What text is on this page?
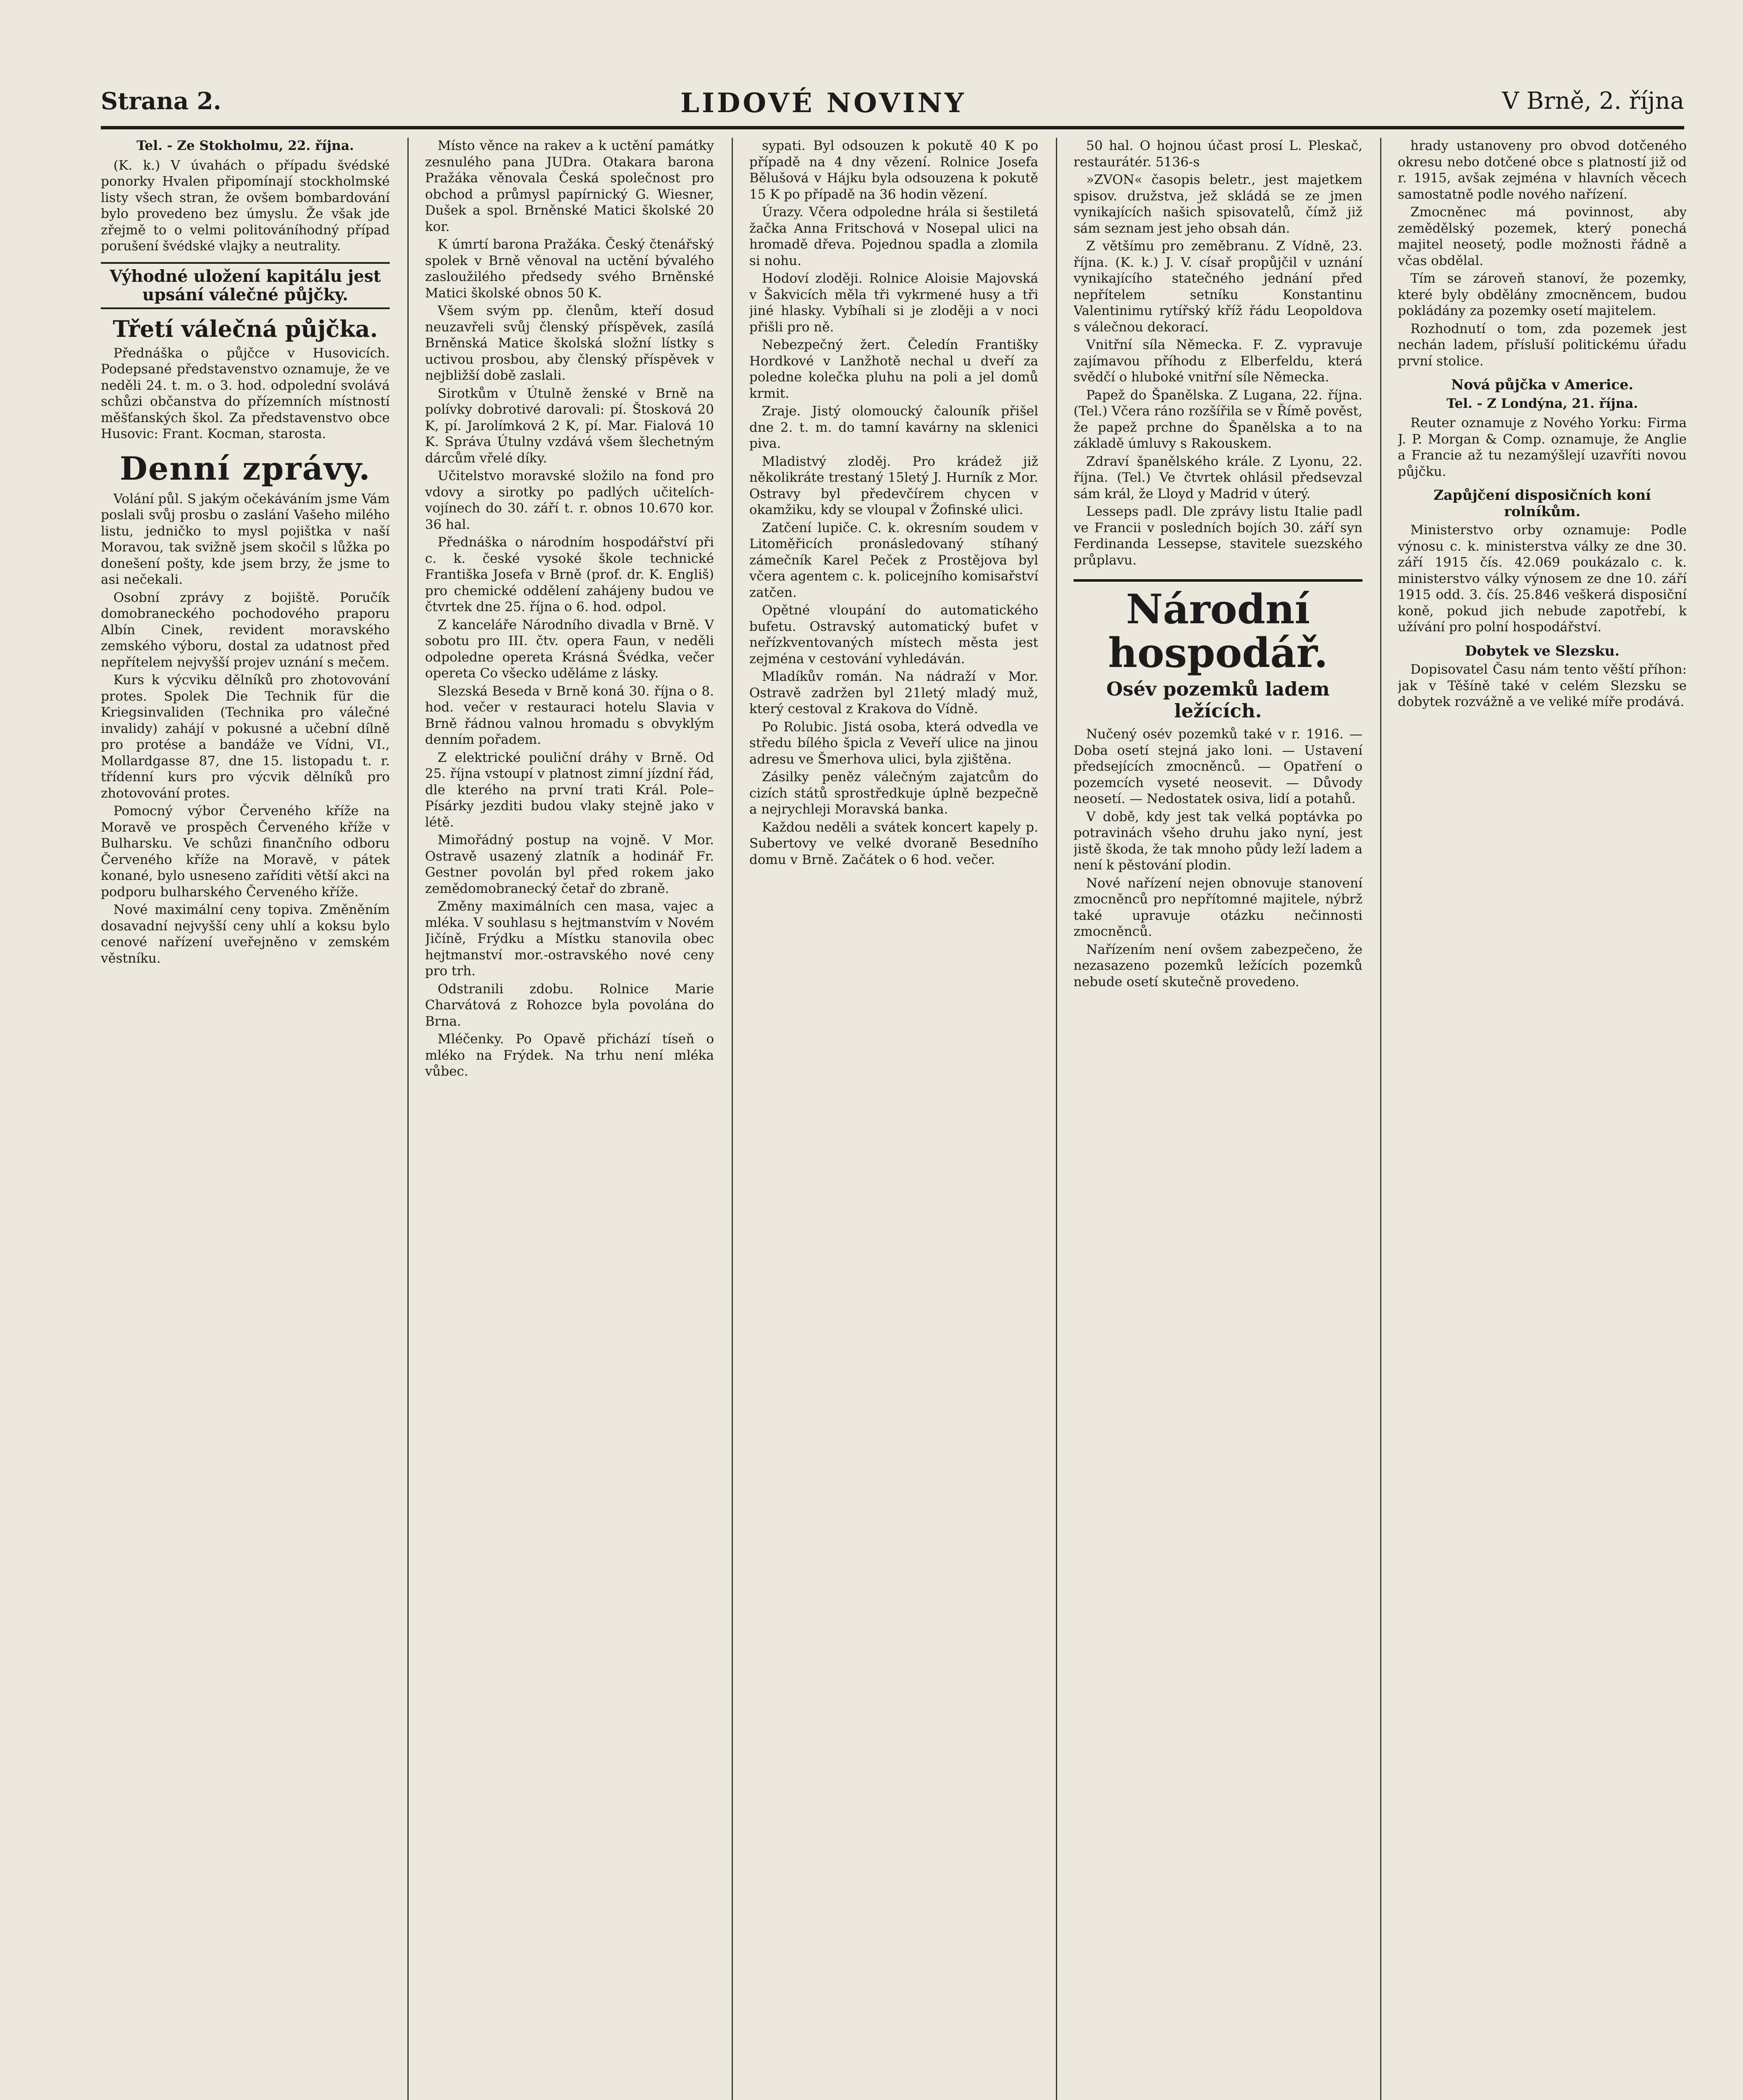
Strana 2.	LIDOVÉ NOVINY	V Brně, 2. října
Tel. - Ze Stokholmu, 22. října.

(K. k.) V úvahách o případu švédské ponorky Hvalen připomínají stockholmské listy všech stran, že ovšem bombardování bylo provedeno bez úmyslu. Že však jde zřejmě to o velmi politováníhodný případ porušení švédské vlajky a neutrality.

Výhodné uložení kapitálu jest upsání válečné půjčky.
Třetí válečná půjčka.

Přednáška o půjčce v Husovicích. Podepsané představenstvo oznamuje, že ve neděli 24. t. m. o 3. hod. odpolední svolává schůzi občanstva do přízemních místností měšťanských škol. Za představenstvo obce Husovic: Frant. Kocman, starosta.

Denní zprávy.

Volání půl. S jakým očekáváním jsme Vám poslali svůj prosbu o zaslání Vašeho milého listu, jedničko to mysl pojištka v naší Moravou, tak svižně jsem skočil s lůžka po donešení pošty, kde jsem brzy, že jsme to asi nečekali.

Osobní zprávy z bojiště. Poručík domobraneckého pochodového praporu Albín Cinek, revident moravského zemského výboru, dostal za udatnost před nepřítelem nejvyšší projev uznání s mečem.

Kurs k výcviku dělníků pro zhotovování protes. Spolek Die Technik für die Kriegsinvaliden (Technika pro válečné invalidy) zahájí v pokusné a učební dílně pro protése a bandáže ve Vídni, VI., Mollardgasse 87, dne 15. listopadu t. r. třídenní kurs pro výcvik dělníků pro zhotovování protes.

Pomocný výbor Červeného kříže na Moravě ve prospěch Červeného kříže v Bulharsku. Ve schůzi finančního odboru Červeného kříže na Moravě, v pátek konané, bylo usneseno zaříditi větší akci na podporu bulharského Červeného kříže.

Nové maximální ceny topiva. Změněním dosavadní nejvyšší ceny uhlí a koksu bylo cenové nařízení uveřejněno v zemském věstníku.

Místo věnce na rakev a k uctění památky zesnulého pana JUDra. Otakara barona Pražáka věnovala Česká společnost pro obchod a průmysl papírnický G. Wiesner, Dušek a spol. Brněnské Matici školské 20 kor.

K úmrtí barona Pražáka. Český čtenářský spolek v Brně věnoval na uctění bývalého zasloužilého předsedy svého Brněnské Matici školské obnos 50 K.

Všem svým pp. členům, kteří dosud neuzavřeli svůj členský příspěvek, zasílá Brněnská Matice školská složní lístky s uctivou prosbou, aby členský příspěvek v nejbližší době zaslali.

Sirotkům v Útulně ženské v Brně na polívky dobrotivé darovali: pí. Štosková 20 K, pí. Jarolímková 2 K, pí. Mar. Fialová 10 K. Správa Útulny vzdává všem šlechetným dárcům vřelé díky.

Učitelstvo moravské složilo na fond pro vdovy a sirotky po padlých učitelích-vojínech do 30. září t. r. obnos 10.670 kor. 36 hal.

Přednáška o národním hospodářství při c. k. české vysoké škole technické Františka Josefa v Brně (prof. dr. K. Engliš) pro chemické oddělení zahájeny budou ve čtvrtek dne 25. října o 6. hod. odpol.

Z kanceláře Národního divadla v Brně. V sobotu pro III. čtv. opera Faun, v neděli odpoledne opereta Krásná Švédka, večer opereta Co všecko uděláme z lásky.

Slezská Beseda v Brně koná 30. října o 8. hod. večer v restauraci hotelu Slavia v Brně řádnou valnou hromadu s obvyklým denním pořadem.

Z elektrické pouliční dráhy v Brně. Od 25. října vstoupí v platnost zimní jízdní řád, dle kterého na první trati Král. Pole–Písárky jezditi budou vlaky stejně jako v létě.

Mimořádný postup na vojně. V Mor. Ostravě usazený zlatník a hodinář Fr. Gestner povolán byl před rokem jako zemědomobranecký četař do zbraně.

Změny maximálních cen masa, vajec a mléka. V souhlasu s hejtmanstvím v Novém Jičíně, Frýdku a Místku stanovila obec hejtmanství mor.-ostravského nové ceny pro trh.

Odstranili zdobu. Rolnice Marie Charvátová z Rohozce byla povolána do Brna.

Mléčenky. Po Opavě přichází tíseň o mléko na Frýdek. Na trhu není mléka vůbec.

sypati. Byl odsouzen k pokutě 40 K po případě na 4 dny vězení. Rolnice Josefa Bělušová v Hájku byla odsouzena k pokutě 15 K po případě na 36 hodin vězení.

Úrazy. Včera odpoledne hrála si šestiletá žačka Anna Fritschová v Nosepal ulici na hromadě dřeva. Pojednou spadla a zlomila si nohu.

Hodoví zloději. Rolnice Aloisie Majovská v Šakvicích měla tři vykrmené husy a tři jiné hlasky. Vybíhali si je zloději a v noci přišli pro ně.

Nebezpečný žert. Čeledín Františky Hordkové v Lanžhotě nechal u dveří za poledne kolečka pluhu na poli a jel domů krmit.

Zraje. Jistý olomoucký čalouník přišel dne 2. t. m. do tamní kavárny na sklenici piva.

Mladistvý zloděj. Pro krádež již několikráte trestaný 15letý J. Hurník z Mor. Ostravy byl předevčírem chycen v okamžiku, kdy se vloupal v Žofinské ulici.

Zatčení lupiče. C. k. okresním soudem v Litoměřicích pronásledovaný stíhaný zámečník Karel Peček z Prostějova byl včera agentem c. k. policejního komisařství zatčen.

Opětné vloupání do automatického bufetu. Ostravský automatický bufet v neřízkventovaných místech města jest zejména v cestování vyhledáván.

Mladíkův román. Na nádraží v Mor. Ostravě zadržen byl 21letý mladý muž, který cestoval z Krakova do Vídně.

Po Rolubic. Jistá osoba, která odvedla ve středu bílého špicla z Veveří ulice na jinou adresu ve Šmerhova ulici, byla zjištěna.

Zásilky peněz válečným zajatcům do cizích států sprostředkuje úplně bezpečně a nejrychleji Moravská banka.

Každou neděli a svátek koncert kapely p. Subertovy ve velké dvoraně Besedního domu v Brně. Začátek o 6 hod. večer.

50 hal. O hojnou účast prosí L. Pleskač, restaurátér. 5136-s

»ZVON« časopis beletr., jest majetkem spisov. družstva, jež skládá se ze jmen vynikajících našich spisovatelů, čímž již sám seznam jest jeho obsah dán.

Z většímu pro zeměbranu. Z Vídně, 23. října. (K. k.) J. V. císař propůjčil v uznání vynikajícího statečného jednání před nepřítelem setníku Konstantinu Valentinimu rytířský kříž řádu Leopoldova s válečnou dekorací.

Vnitřní síla Německa. F. Z. vypravuje zajímavou příhodu z Elberfeldu, která svědčí o hluboké vnitřní síle Německa.

Papež do Španělska. Z Lugana, 22. října. (Tel.) Včera ráno rozšířila se v Římě pověst, že papež prchne do Španělska a to na základě úmluvy s Rakouskem.

Zdraví španělského krále. Z Lyonu, 22. října. (Tel.) Ve čtvrtek ohlásil předsevzal sám král, že Lloyd y Madrid v úterý.

Lesseps padl. Dle zprávy listu Italie padl ve Francii v posledních bojích 30. září syn Ferdinanda Lessepse, stavitele suezského průplavu.

Národní hospodář.
Osév pozemků ladem ležících.

Nučený osév pozemků také v r. 1916. — Doba osetí stejná jako loni. — Ustavení předsejících zmocněnců. — Opatření o pozemcích vyseté neosevit. — Důvody neosetí. — Nedostatek osiva, lidí a potahů.

V době, kdy jest tak velká poptávka po potravinách všeho druhu jako nyní, jest jistě škoda, že tak mnoho půdy leží ladem a není k pěstování plodin.

Nové nařízení nejen obnovuje stanovení zmocněnců pro nepřítomné majitele, nýbrž také upravuje otázku nečinnosti zmocněnců.

Nařízením není ovšem zabezpečeno, že nezasazeno pozemků ležících pozemků nebude osetí skutečně provedeno.

hrady ustanoveny pro obvod dotčeného okresu nebo dotčené obce s platností již od r. 1915, avšak zejména v hlavních věcech samostatně podle nového nařízení.

Zmocněnec má povinnost, aby zemědělský pozemek, který ponechá majitel neosetý, podle možnosti řádně a včas obdělal.

Tím se zároveň stanoví, že pozemky, které byly obdělány zmocněncem, budou pokládány za pozemky osetí majitelem.

Rozhodnutí o tom, zda pozemek jest nechán ladem, přísluší politickému úřadu první stolice.

Nová půjčka v Americe.
Tel. - Z Londýna, 21. října.

Reuter oznamuje z Nového Yorku: Firma J. P. Morgan & Comp. oznamuje, že Anglie a Francie až tu nezamýšlejí uzavříti novou půjčku.

Zapůjčení disposičních koní rolníkům.

Ministerstvo orby oznamuje: Podle výnosu c. k. ministerstva války ze dne 30. září 1915 čís. 42.069 poukázalo c. k. ministerstvo války výnosem ze dne 10. září 1915 odd. 3. čís. 25.846 veškerá disposiční koně, pokud jich nebude zapotřebí, k užívání pro polní hospodářství.

Dobytek ve Slezsku.

Dopisovatel Času nám tento věští příhon: jak v Těšíně také v celém Slezsku se dobytek rozvážně a ve veliké míře prodává.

**Work required:** List all lines above in which the string "nepřítelem" appears.

**Exercise answer:**
Osobní zprávy z bojiště. Poručík domobraneckého pochodového praporu Albín Cinek, revident moravského zemského výboru, dostal za udatnost před nepřítelem nejvyšší projev uznání s mečem.
Z většímu pro zeměbranu. Z Vídně, 23. října. (K. k.) J. V. císař propůjčil v uznání vynikajícího statečného jednání před nepřítelem setníku Konstantinu Valentinimu rytířský kříž řádu Leopoldova s válečnou dekorací.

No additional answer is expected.